# Extracted data:

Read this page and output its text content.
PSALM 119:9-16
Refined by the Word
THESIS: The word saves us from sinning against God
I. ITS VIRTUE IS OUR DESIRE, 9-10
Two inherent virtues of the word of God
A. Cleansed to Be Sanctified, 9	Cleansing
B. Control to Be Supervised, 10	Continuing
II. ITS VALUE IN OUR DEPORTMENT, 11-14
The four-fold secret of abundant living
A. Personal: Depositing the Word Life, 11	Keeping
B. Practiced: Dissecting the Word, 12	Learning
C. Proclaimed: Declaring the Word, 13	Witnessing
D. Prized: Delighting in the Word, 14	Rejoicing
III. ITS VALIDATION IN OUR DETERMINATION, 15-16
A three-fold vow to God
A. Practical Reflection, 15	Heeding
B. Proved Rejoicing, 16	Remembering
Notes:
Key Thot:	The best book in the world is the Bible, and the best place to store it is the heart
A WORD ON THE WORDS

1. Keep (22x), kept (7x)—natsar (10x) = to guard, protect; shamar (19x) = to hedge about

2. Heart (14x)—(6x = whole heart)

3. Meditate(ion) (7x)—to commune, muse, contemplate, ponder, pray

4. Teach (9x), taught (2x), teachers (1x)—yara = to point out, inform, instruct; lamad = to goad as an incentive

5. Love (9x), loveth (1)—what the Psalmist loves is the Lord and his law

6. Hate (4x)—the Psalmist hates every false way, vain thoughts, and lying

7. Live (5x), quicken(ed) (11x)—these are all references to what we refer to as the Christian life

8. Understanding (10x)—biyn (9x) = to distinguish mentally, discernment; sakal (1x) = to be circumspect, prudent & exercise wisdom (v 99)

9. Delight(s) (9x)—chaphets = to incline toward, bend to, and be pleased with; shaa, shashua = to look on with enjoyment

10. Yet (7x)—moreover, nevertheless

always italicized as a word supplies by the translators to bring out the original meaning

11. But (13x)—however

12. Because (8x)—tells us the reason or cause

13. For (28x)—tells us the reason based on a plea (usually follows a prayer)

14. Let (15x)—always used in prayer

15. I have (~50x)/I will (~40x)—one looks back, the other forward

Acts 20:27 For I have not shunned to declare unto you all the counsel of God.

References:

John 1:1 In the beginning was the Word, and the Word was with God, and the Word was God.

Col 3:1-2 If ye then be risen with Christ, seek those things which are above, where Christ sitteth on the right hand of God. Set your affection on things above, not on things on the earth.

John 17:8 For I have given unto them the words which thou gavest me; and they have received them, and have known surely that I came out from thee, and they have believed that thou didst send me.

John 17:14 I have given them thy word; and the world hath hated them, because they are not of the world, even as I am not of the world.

# Stated task:
Copy out each line of the entries that holds "what".

# Response to this task:
5. Love (9x), loveth (1)—what the Psalmist loves is the Lord and his law
7. Live (5x), quicken(ed) (11x)—these are all references to what we refer to as the Christian life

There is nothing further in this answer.